[START WORKING DATA]
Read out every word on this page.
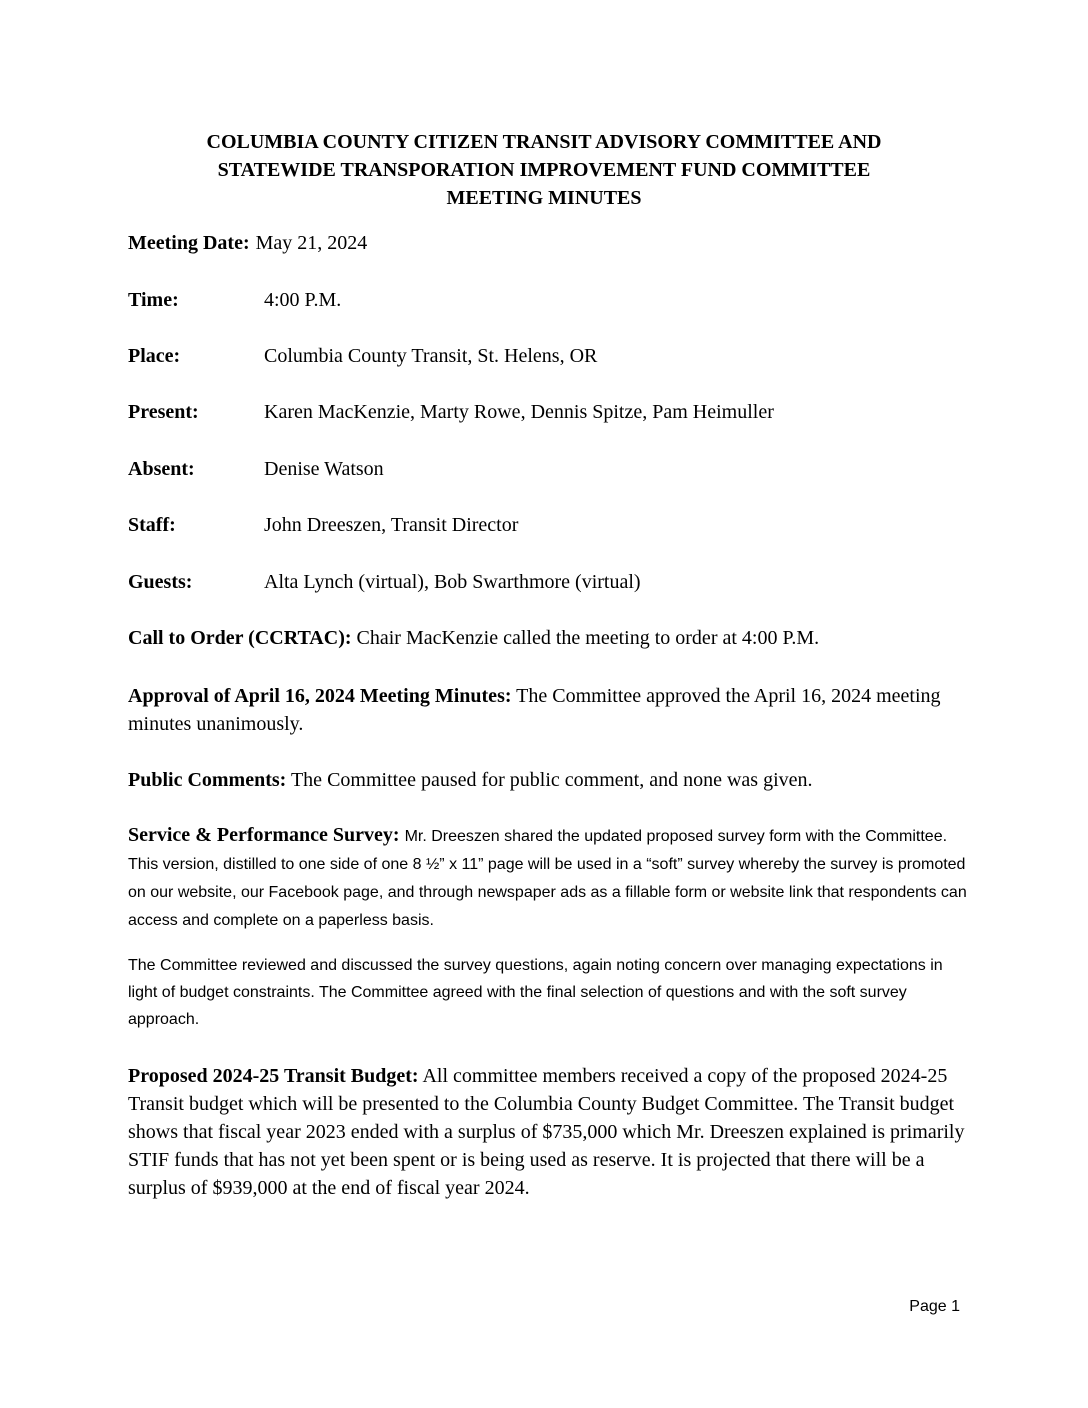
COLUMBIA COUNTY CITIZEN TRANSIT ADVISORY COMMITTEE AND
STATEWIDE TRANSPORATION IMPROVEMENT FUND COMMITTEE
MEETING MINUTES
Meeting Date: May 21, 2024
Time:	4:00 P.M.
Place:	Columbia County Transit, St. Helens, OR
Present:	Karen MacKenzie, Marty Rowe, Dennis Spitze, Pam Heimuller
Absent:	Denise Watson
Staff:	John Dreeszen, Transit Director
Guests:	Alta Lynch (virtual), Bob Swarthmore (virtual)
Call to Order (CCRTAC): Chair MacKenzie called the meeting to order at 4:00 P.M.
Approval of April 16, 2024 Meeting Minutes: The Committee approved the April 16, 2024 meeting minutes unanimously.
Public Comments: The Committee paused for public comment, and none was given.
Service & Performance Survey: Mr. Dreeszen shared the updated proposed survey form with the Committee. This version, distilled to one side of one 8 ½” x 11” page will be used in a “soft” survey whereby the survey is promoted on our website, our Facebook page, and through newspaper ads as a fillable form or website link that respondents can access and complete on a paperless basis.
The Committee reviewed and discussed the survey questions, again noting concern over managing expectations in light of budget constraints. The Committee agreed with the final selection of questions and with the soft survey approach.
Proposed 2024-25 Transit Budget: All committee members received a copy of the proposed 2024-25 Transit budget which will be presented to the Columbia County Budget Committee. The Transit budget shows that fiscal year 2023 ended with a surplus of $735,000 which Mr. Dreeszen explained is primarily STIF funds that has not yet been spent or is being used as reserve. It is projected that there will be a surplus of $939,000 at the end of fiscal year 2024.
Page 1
[END WORKING DATA]
[START WORKING DATA]
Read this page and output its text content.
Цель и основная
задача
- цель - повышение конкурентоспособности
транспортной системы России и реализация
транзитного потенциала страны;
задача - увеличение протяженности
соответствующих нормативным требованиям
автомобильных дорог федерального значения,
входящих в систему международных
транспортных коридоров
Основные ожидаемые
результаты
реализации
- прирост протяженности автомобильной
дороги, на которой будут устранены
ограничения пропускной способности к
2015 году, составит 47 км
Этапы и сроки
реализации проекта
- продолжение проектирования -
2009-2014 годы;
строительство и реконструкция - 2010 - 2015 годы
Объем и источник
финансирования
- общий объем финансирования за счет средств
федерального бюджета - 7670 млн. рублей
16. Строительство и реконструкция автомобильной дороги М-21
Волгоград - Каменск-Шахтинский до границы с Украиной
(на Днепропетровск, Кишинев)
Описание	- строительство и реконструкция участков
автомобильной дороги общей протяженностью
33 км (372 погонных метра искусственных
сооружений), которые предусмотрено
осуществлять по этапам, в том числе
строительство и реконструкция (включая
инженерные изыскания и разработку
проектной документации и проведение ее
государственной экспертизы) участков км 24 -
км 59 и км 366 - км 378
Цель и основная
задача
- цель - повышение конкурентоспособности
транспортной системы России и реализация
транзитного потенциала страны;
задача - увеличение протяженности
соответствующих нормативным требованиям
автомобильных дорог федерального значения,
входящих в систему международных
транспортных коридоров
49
[END WORKING DATA]
=== WRITTEN PROBLEM ===
All lines above with "реконструкция" in them should be returned.

=== SOLUTION ===
строительство и реконструкция - 2010 - 2015 годы
16. Строительство и реконструкция автомобильной дороги М-21
Описание	- строительство и реконструкция участков
строительство и реконструкция (включая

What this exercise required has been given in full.